▶ **Directions**
Scan the data beneath this task and copy each line that includes "Regel".

Stored data
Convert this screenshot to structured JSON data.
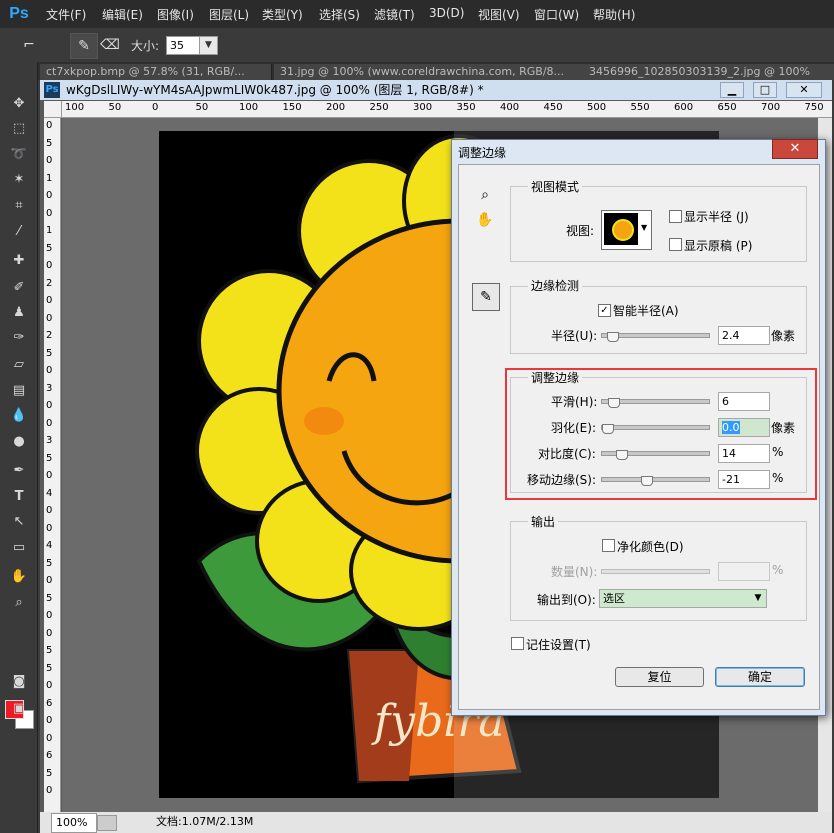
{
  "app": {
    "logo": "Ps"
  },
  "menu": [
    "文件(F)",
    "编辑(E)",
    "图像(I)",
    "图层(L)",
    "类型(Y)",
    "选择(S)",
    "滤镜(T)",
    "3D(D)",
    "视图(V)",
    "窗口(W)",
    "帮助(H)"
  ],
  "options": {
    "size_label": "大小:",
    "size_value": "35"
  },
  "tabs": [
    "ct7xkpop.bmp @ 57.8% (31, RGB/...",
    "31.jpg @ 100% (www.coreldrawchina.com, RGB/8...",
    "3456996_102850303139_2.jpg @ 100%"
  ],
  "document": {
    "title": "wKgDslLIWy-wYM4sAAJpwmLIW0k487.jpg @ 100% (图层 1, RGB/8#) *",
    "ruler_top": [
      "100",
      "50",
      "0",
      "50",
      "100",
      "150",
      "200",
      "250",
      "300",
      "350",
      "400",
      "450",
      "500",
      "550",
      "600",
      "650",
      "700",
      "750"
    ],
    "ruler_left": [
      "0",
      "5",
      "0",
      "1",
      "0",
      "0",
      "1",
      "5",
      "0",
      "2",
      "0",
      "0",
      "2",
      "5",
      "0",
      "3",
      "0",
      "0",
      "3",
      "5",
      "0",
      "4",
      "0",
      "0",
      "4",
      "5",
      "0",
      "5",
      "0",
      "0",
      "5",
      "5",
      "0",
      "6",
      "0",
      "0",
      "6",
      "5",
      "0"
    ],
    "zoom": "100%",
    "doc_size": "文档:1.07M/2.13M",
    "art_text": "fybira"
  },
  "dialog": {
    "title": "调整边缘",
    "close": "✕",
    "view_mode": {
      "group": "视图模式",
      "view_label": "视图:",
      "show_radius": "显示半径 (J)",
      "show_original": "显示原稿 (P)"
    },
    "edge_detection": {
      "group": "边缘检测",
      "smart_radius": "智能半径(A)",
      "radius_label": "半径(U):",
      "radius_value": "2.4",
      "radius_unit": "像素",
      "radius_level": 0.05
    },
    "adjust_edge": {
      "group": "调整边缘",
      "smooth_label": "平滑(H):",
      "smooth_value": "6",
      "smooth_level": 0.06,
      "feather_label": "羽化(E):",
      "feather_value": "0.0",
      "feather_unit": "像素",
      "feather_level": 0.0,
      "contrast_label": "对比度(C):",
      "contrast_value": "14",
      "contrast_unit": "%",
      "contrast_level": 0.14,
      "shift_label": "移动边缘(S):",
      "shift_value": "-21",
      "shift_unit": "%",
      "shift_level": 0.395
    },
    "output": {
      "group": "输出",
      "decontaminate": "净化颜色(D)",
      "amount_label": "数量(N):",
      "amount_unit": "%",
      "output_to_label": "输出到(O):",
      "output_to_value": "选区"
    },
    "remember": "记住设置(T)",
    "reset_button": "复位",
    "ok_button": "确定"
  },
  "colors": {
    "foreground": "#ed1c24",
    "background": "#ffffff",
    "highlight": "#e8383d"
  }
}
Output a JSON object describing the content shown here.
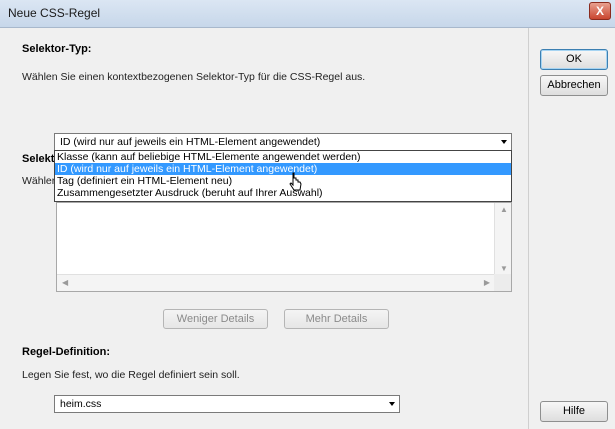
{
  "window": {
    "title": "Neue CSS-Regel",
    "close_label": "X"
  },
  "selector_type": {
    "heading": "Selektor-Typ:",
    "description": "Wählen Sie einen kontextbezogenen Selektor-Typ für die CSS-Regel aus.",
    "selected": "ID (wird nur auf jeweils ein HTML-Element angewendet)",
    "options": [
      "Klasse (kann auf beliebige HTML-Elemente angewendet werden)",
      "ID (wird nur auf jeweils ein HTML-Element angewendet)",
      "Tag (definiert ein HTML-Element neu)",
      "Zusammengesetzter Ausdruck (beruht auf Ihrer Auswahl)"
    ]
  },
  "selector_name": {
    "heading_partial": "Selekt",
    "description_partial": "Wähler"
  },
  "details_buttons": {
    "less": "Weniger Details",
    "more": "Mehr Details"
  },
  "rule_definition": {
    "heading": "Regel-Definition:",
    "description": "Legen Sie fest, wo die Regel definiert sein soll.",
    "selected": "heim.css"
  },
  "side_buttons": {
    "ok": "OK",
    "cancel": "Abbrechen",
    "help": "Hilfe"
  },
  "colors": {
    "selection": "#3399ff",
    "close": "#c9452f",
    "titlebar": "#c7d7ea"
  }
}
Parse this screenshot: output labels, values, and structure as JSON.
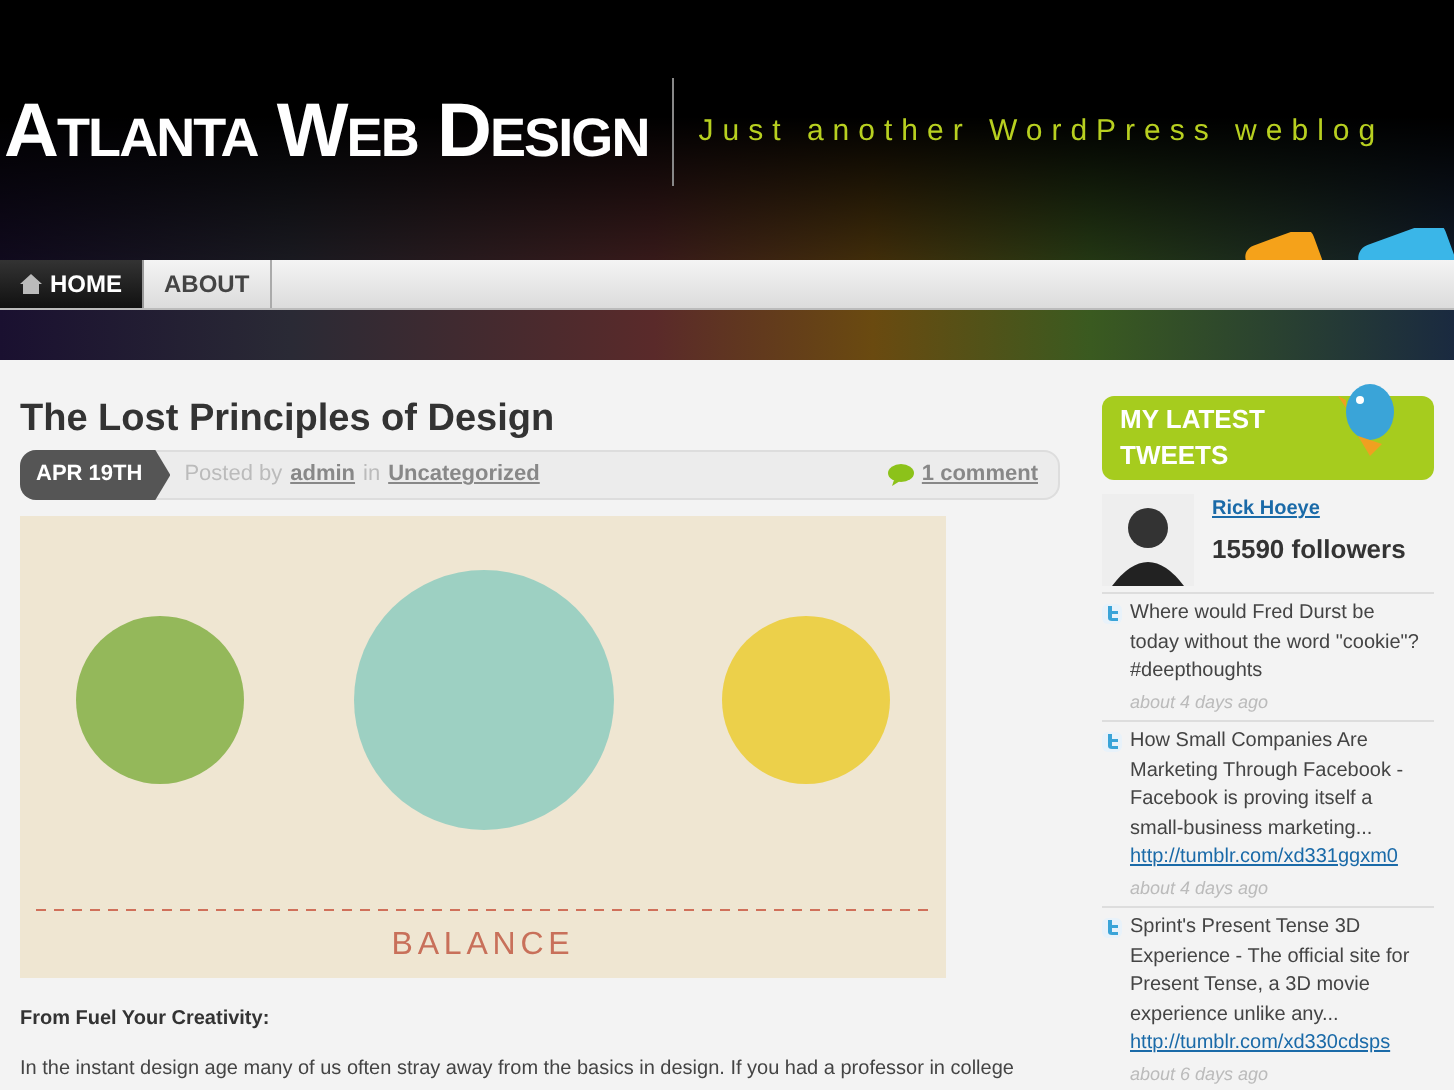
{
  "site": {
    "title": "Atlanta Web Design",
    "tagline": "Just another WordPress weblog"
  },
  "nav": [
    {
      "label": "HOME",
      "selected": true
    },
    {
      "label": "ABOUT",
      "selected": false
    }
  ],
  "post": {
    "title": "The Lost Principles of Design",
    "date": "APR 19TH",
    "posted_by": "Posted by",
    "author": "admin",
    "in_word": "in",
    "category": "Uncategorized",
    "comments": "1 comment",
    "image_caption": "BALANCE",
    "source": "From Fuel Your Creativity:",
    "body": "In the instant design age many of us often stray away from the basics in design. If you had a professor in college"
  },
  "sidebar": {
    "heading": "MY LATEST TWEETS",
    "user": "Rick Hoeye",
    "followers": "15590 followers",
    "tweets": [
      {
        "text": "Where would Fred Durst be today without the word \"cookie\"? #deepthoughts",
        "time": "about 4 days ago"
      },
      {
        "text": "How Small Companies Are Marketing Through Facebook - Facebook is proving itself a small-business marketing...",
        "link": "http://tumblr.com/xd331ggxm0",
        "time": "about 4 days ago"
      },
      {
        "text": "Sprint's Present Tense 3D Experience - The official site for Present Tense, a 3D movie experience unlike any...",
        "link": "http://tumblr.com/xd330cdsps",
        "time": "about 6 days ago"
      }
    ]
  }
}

▶ **Complete response**
    "title": "Neue CSS-Regel",
    "description": "Wählen Sie einen kontextbezogenen Selektor-Typ für die CSS-Regel aus.",
    "heading": "Regel-Definition:",
    "description": "Legen Sie fest, wo die Regel definiert sein soll.",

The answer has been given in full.